WORK TO COMPLETE: Copy the lines below word for word and leave the pictures out of your answer.

MATERIAL SUPPLIED:

↓

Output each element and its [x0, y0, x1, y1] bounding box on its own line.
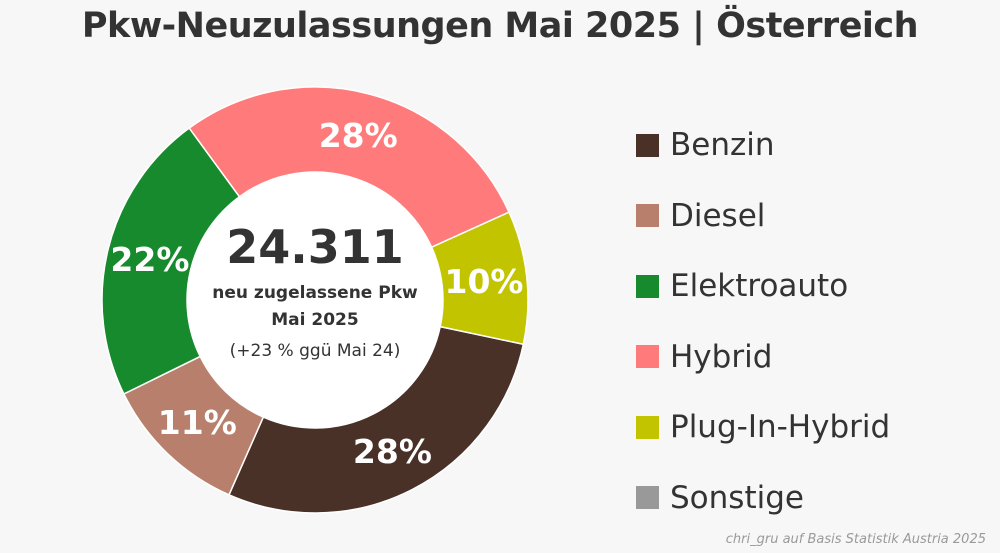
- legend-label: Benzin: [670, 127, 775, 164]
- legend-swatch: [636, 204, 659, 228]
- chart-title: Pkw-Neuzulassungen Mai 2025 | Österreich: [81, 6, 919, 46]
- legend: Benzin Diesel Elektroauto Hybrid Plug-In…: [636, 110, 890, 533]
- legend-item-plug-in-hybrid: Plug-In-Hybrid: [636, 392, 890, 463]
- legend-label: Sonstige: [670, 479, 804, 516]
- slice-label: 28%: [319, 116, 398, 155]
- legend-swatch: [636, 486, 659, 510]
- legend-label: Diesel: [670, 197, 766, 234]
- donut-hole: [187, 172, 443, 428]
- slice-label: 10%: [445, 262, 524, 301]
- source-credit: chri_gru auf Basis Statistik Austria 202…: [725, 532, 986, 547]
- slice-label: 22%: [110, 240, 189, 279]
- legend-swatch: [636, 415, 659, 439]
- legend-label: Elektroauto: [670, 268, 849, 305]
- legend-swatch: [636, 274, 659, 298]
- legend-item-elektroauto: Elektroauto: [636, 251, 890, 322]
- legend-swatch: [636, 133, 659, 157]
- legend-label: Plug-In-Hybrid: [670, 409, 891, 446]
- legend-swatch: [636, 345, 659, 369]
- center-total: 24.311: [226, 220, 404, 274]
- legend-item-benzin: Benzin: [636, 110, 890, 181]
- legend-item-sonstige: Sonstige: [636, 463, 890, 534]
- center-subtitle: neu zugelassene Pkw: [212, 283, 418, 303]
- legend-label: Hybrid: [670, 338, 773, 375]
- legend-item-diesel: Diesel: [636, 181, 890, 252]
- slice-label: 28%: [353, 432, 432, 471]
- center-month: Mai 2025: [271, 310, 359, 330]
- center-change: (+23 % ggü Mai 24): [229, 341, 401, 361]
- legend-item-hybrid: Hybrid: [636, 322, 890, 393]
- slice-label: 11%: [158, 403, 237, 442]
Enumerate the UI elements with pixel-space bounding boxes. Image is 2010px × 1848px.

↑

FULL ANSWER:
Output each element and its [x0, y0, x1, y1] bounding box on its own line.
- legend-label: Benzin: [670, 127, 775, 164]
- legend-swatch: [636, 204, 659, 228]
- chart-title: Pkw-Neuzulassungen Mai 2025 | Österreich: [81, 6, 919, 46]
- legend: Benzin Diesel Elektroauto Hybrid Plug-In…: [636, 110, 890, 533]
- legend-item-plug-in-hybrid: Plug-In-Hybrid: [636, 392, 890, 463]
- legend-label: Sonstige: [670, 479, 804, 516]
- slice-label: 28%: [319, 116, 398, 155]
- legend-swatch: [636, 486, 659, 510]
- legend-label: Diesel: [670, 197, 766, 234]
- donut-hole: [187, 172, 443, 428]
- slice-label: 10%: [445, 262, 524, 301]
- source-credit: chri_gru auf Basis Statistik Austria 202…: [725, 532, 986, 547]
- slice-label: 22%: [110, 240, 189, 279]
- legend-swatch: [636, 415, 659, 439]
- legend-label: Elektroauto: [670, 268, 849, 305]
- legend-swatch: [636, 274, 659, 298]
- legend-item-elektroauto: Elektroauto: [636, 251, 890, 322]
- legend-swatch: [636, 133, 659, 157]
- legend-label: Plug-In-Hybrid: [670, 409, 891, 446]
- legend-swatch: [636, 345, 659, 369]
- center-total: 24.311: [226, 220, 404, 274]
- legend-item-benzin: Benzin: [636, 110, 890, 181]
- legend-item-sonstige: Sonstige: [636, 463, 890, 534]
- center-subtitle: neu zugelassene Pkw: [212, 283, 418, 303]
- legend-label: Hybrid: [670, 338, 773, 375]
- legend-item-diesel: Diesel: [636, 181, 890, 252]
- slice-label: 28%: [353, 432, 432, 471]
- center-month: Mai 2025: [271, 310, 359, 330]
- center-change: (+23 % ggü Mai 24): [229, 341, 401, 361]
- legend-item-hybrid: Hybrid: [636, 322, 890, 393]
- slice-label: 11%: [158, 403, 237, 442]
Enumerate the UI elements with pixel-space bounding boxes. Image is 2010px × 1848px.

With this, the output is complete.